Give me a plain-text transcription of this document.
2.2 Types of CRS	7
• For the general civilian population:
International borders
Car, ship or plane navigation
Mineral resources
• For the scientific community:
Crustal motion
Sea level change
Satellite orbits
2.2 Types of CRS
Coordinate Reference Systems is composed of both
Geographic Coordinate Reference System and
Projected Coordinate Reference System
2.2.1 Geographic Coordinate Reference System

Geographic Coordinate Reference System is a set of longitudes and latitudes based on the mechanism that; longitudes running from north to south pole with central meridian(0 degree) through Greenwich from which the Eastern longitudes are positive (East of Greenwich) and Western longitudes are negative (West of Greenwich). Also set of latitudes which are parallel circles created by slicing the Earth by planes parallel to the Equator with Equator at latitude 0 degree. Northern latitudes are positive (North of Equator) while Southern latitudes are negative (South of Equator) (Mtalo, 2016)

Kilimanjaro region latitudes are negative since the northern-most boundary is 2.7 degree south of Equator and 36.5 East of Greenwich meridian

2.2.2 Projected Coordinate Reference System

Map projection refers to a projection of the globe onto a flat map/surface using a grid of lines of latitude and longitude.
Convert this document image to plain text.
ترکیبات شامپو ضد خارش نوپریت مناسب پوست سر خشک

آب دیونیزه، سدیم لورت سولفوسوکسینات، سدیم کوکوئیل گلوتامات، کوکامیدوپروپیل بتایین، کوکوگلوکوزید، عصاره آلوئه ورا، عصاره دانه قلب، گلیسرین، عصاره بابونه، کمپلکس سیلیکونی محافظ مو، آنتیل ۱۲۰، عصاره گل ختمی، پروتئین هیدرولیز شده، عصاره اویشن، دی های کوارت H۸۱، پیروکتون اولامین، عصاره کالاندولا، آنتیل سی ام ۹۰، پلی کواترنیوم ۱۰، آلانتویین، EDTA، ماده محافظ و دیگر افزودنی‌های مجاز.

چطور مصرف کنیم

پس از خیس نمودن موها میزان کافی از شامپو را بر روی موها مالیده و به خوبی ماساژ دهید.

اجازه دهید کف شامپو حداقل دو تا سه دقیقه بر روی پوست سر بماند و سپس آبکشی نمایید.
● ● ● ● ●
### Written problem
Search the records above for the string "plain". Copy every line that contains it.

### Full response
Give me a plain-text transcription of this document.
Convert this document image to plain text.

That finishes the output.